Data rows –
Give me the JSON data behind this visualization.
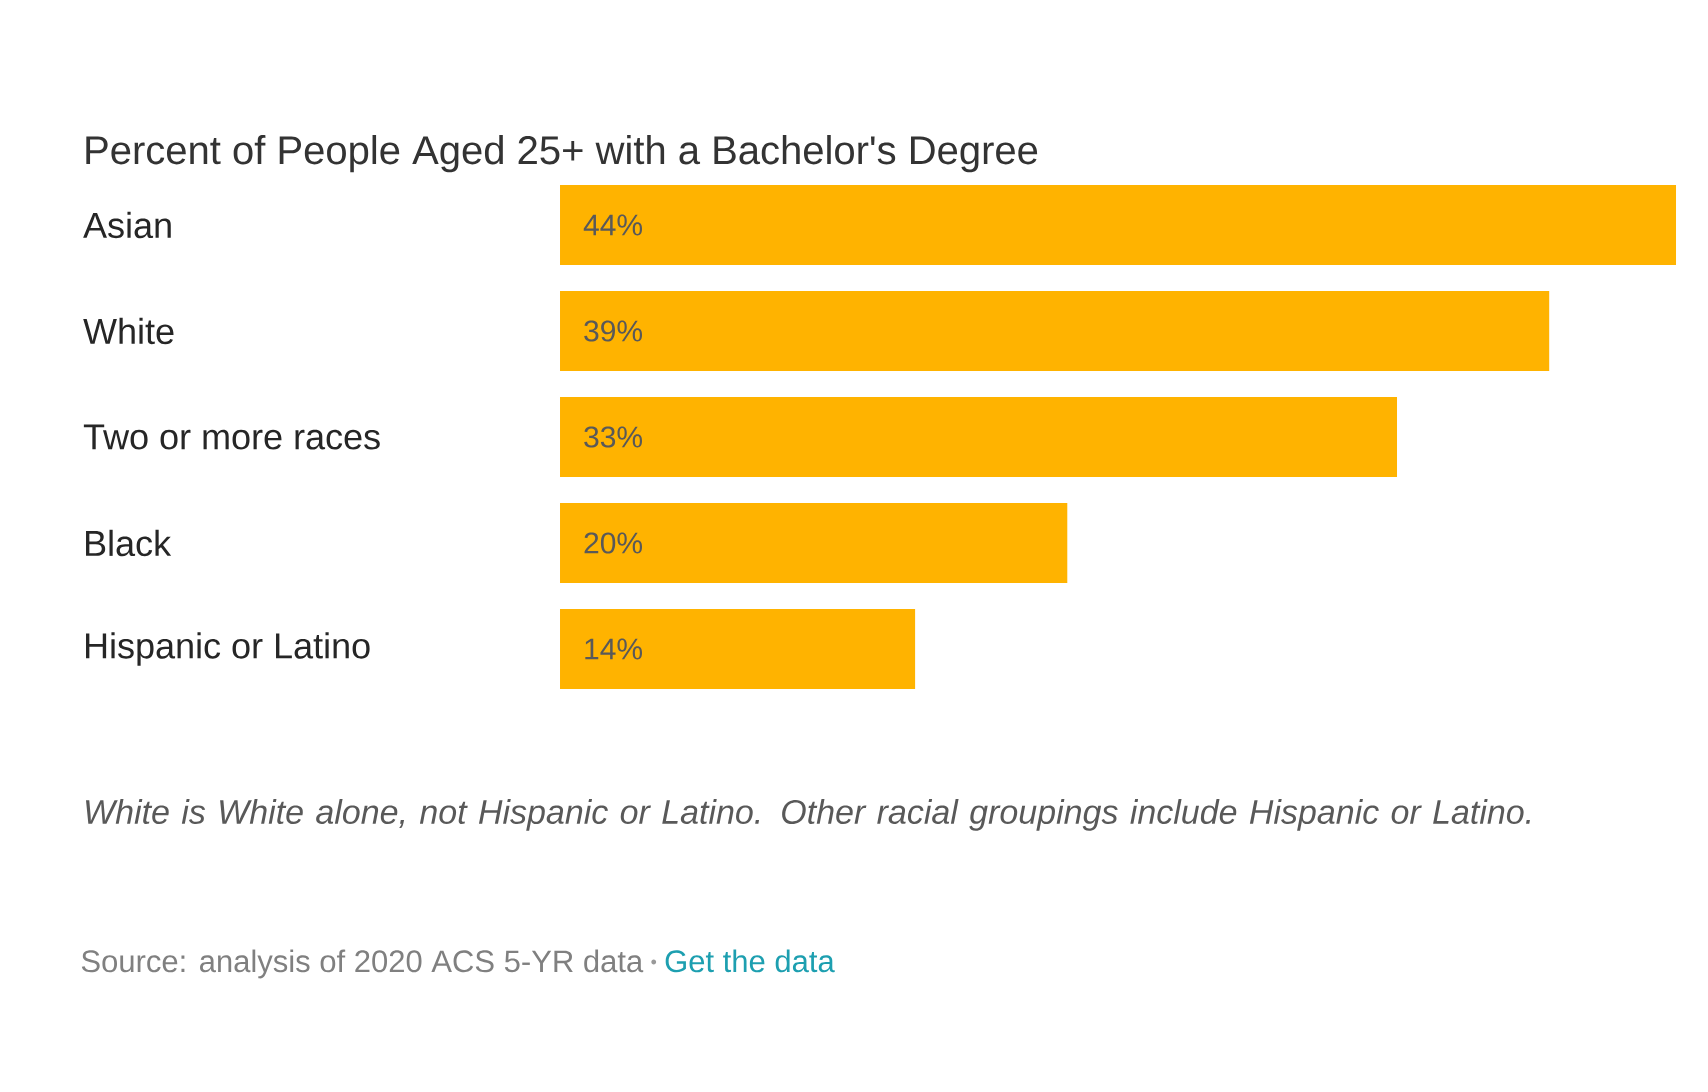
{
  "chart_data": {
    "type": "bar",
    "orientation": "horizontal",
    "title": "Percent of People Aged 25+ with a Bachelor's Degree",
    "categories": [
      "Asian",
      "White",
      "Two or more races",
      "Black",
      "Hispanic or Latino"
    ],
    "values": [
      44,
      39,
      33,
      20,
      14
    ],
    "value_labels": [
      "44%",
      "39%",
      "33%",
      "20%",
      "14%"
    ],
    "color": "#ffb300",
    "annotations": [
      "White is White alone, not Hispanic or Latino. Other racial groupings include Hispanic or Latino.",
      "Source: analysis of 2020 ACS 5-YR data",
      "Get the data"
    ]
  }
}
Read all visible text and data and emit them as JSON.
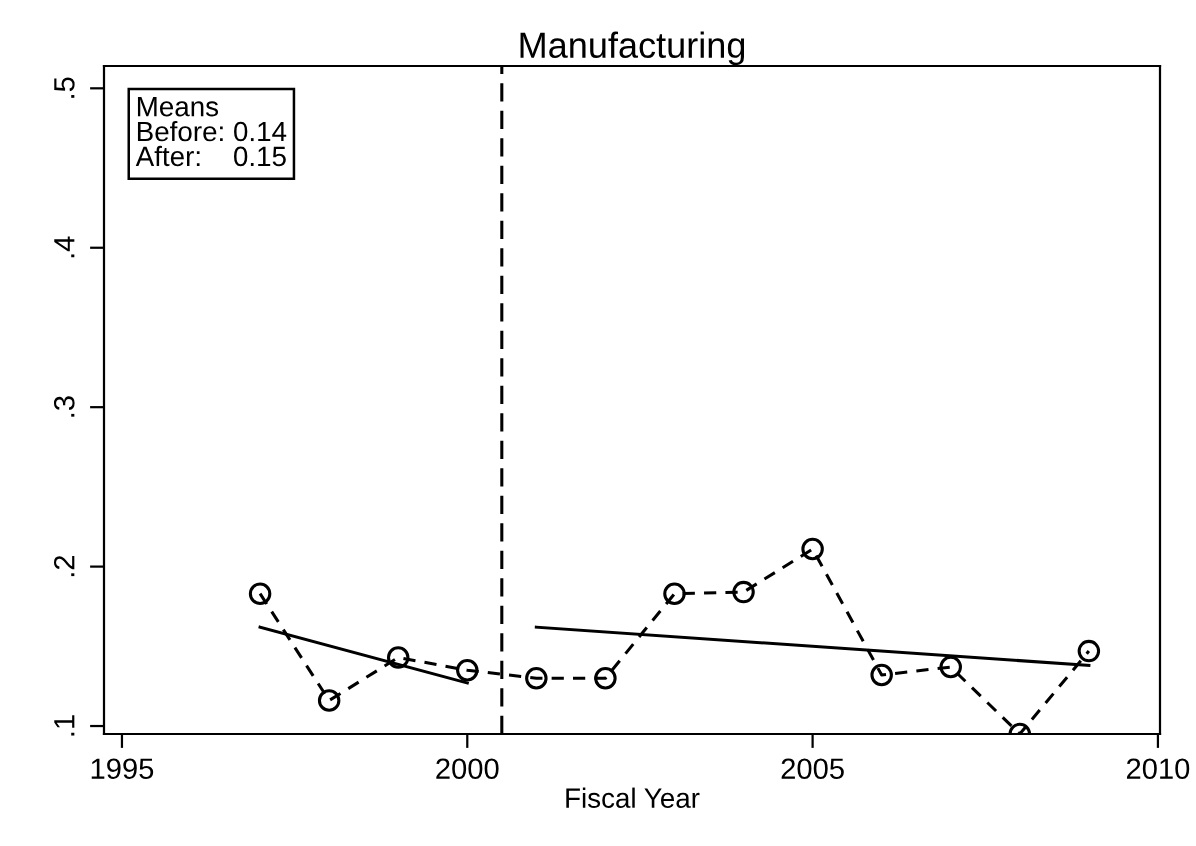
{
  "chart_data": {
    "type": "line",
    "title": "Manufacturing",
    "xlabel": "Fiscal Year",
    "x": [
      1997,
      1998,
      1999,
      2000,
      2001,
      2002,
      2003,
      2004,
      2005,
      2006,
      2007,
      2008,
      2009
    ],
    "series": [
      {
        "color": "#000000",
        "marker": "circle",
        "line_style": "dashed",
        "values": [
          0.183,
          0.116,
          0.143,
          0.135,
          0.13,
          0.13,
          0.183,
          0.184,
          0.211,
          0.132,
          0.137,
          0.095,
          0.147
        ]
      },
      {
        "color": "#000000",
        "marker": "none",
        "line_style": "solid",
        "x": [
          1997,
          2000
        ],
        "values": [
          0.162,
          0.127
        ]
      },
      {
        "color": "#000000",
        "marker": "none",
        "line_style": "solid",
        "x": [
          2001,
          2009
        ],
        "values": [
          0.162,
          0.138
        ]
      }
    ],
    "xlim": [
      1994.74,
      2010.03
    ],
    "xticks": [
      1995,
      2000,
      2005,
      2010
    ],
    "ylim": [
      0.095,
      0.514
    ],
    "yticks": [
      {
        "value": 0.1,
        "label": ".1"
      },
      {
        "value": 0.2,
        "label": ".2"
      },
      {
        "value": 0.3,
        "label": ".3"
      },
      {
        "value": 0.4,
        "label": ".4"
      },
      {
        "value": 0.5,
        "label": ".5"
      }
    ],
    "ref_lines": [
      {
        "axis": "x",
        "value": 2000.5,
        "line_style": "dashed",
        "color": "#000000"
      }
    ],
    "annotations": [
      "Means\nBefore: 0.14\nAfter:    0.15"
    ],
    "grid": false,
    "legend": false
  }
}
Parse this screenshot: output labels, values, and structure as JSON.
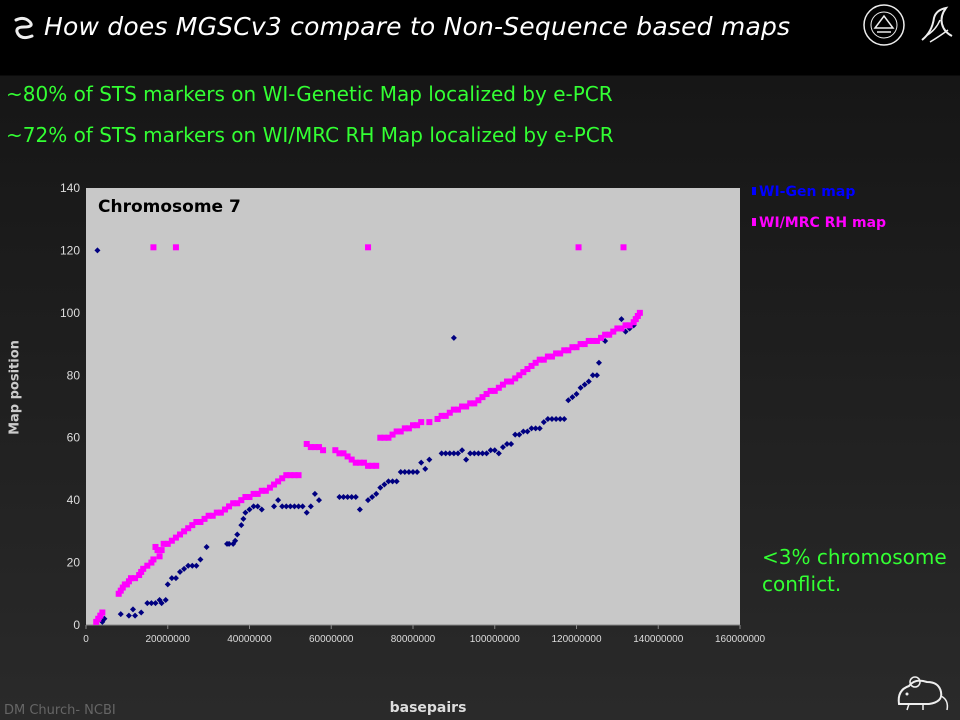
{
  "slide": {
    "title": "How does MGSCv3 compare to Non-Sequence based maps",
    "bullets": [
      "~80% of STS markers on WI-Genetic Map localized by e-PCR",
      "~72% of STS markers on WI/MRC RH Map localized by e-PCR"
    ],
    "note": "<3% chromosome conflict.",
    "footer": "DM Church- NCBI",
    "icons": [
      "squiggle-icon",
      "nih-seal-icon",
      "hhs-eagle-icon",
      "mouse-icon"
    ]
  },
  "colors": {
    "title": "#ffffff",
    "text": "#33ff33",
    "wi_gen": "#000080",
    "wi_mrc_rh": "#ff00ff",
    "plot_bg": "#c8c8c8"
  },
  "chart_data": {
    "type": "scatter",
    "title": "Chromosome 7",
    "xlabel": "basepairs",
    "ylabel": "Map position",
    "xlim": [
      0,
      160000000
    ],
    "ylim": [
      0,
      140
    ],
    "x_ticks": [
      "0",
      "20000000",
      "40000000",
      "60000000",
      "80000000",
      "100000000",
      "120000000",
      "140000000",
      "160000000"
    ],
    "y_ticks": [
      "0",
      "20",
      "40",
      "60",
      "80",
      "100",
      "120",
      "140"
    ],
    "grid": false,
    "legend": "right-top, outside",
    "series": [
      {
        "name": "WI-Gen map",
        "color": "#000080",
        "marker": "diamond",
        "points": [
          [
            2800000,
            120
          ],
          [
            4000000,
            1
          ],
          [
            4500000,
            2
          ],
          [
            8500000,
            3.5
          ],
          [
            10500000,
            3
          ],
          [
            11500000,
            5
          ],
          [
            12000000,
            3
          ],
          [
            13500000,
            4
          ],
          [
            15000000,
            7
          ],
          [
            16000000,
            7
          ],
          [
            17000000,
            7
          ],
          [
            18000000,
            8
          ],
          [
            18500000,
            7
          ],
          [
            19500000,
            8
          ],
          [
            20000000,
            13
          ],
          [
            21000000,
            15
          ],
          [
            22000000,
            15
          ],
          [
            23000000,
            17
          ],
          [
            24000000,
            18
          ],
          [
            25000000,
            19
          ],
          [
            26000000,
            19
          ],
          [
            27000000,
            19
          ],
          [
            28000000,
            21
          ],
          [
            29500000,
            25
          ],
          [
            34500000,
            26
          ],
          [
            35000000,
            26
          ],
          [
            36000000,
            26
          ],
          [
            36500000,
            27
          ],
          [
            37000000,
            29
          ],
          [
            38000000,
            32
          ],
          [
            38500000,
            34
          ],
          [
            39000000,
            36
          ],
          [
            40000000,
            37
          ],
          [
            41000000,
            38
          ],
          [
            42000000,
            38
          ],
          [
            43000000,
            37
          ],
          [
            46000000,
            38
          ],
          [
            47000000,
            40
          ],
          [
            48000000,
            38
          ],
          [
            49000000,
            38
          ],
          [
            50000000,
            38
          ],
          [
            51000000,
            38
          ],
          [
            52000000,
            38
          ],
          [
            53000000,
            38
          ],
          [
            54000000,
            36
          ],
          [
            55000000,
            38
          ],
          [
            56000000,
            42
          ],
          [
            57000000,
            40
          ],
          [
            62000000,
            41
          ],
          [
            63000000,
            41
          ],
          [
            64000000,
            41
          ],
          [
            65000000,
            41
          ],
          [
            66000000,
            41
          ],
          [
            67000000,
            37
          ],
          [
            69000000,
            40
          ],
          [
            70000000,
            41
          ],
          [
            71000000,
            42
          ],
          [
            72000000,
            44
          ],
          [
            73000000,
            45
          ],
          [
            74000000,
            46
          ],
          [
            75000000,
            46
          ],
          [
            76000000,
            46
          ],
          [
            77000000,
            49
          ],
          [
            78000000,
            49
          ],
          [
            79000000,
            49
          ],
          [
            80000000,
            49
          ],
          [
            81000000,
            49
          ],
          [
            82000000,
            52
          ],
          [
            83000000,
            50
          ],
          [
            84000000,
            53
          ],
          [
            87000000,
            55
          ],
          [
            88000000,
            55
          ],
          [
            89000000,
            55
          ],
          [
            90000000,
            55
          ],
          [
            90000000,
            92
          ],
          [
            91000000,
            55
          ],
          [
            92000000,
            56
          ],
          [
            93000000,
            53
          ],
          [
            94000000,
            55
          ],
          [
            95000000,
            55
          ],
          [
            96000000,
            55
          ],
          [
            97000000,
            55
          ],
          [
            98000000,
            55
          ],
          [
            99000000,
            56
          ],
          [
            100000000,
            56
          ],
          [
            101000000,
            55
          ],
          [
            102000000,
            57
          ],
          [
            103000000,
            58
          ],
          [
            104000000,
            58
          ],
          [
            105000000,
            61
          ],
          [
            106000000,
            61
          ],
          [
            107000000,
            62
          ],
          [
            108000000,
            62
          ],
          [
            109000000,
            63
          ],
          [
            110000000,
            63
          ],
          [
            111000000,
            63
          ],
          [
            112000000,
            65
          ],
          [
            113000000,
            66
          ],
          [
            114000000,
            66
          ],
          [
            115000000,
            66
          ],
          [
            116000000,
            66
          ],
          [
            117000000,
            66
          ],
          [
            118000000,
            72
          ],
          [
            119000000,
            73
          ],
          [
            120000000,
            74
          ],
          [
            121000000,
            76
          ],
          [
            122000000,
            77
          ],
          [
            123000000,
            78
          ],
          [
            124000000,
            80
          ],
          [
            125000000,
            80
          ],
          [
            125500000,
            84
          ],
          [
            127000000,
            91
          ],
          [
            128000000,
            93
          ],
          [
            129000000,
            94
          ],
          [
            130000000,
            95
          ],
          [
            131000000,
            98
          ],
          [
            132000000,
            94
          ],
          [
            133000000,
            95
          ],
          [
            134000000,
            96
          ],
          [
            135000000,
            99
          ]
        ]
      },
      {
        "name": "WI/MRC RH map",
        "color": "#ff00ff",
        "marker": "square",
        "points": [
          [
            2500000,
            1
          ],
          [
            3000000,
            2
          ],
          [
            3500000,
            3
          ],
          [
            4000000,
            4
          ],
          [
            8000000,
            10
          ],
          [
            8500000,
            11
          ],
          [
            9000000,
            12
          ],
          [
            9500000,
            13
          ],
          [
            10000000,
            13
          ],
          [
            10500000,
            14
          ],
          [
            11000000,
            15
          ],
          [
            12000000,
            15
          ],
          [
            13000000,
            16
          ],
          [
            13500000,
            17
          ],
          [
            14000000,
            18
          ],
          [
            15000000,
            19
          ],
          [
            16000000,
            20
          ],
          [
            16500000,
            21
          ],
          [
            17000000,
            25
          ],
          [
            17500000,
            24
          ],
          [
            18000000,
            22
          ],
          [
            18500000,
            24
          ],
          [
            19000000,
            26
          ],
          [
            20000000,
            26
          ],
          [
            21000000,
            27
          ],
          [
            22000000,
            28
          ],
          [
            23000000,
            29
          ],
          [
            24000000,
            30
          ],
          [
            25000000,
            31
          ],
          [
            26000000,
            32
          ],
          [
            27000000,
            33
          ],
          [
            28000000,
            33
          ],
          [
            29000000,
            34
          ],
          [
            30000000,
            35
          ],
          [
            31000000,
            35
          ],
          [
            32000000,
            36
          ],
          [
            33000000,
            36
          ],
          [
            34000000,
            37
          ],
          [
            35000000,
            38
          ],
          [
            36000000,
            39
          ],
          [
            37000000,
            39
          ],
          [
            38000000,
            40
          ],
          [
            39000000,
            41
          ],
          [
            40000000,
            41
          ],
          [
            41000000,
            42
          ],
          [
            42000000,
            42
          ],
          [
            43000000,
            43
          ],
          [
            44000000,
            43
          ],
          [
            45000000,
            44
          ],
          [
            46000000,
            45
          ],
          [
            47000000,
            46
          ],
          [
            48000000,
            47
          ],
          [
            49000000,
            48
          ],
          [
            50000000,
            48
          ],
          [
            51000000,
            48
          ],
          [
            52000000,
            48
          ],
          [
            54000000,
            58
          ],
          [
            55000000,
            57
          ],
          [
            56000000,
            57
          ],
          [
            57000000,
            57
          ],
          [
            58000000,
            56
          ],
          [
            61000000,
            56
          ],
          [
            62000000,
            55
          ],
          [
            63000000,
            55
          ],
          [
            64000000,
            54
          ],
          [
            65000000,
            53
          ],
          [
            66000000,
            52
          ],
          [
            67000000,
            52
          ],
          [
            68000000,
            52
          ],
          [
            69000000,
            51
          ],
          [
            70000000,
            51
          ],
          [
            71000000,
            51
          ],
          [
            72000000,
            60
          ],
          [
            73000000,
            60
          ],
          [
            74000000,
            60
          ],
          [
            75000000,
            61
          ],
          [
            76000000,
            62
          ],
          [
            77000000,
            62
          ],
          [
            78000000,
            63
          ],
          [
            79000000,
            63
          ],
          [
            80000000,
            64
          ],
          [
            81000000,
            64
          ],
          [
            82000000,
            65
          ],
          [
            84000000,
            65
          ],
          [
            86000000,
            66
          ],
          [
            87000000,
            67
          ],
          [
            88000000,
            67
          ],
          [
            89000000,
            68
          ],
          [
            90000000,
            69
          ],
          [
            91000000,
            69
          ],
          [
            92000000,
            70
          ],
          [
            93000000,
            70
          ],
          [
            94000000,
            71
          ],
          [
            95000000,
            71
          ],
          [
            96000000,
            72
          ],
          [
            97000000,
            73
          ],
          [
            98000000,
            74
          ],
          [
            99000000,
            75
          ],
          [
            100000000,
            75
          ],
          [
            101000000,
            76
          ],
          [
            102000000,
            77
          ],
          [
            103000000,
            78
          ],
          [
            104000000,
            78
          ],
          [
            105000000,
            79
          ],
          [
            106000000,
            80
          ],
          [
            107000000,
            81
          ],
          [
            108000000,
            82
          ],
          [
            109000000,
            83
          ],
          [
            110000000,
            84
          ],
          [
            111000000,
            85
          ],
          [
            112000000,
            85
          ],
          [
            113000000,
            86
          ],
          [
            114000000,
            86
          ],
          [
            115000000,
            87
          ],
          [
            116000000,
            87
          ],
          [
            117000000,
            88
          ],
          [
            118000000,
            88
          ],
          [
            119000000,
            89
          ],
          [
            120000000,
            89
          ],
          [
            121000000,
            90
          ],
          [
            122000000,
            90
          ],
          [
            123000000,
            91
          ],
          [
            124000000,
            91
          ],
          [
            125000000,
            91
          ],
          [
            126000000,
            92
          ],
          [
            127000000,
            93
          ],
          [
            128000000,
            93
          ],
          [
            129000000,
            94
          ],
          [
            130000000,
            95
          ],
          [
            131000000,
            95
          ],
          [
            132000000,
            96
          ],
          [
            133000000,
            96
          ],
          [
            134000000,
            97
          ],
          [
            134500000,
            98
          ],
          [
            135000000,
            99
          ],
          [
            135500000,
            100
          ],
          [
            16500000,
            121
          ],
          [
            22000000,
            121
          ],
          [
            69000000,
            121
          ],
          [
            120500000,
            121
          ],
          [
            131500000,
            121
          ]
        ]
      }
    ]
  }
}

The exercise – Collect the lines of the data that carry the word "xlabel".

Final result –
    "xlabel": "Fiscal Year",
    "xlabel": "basepairs",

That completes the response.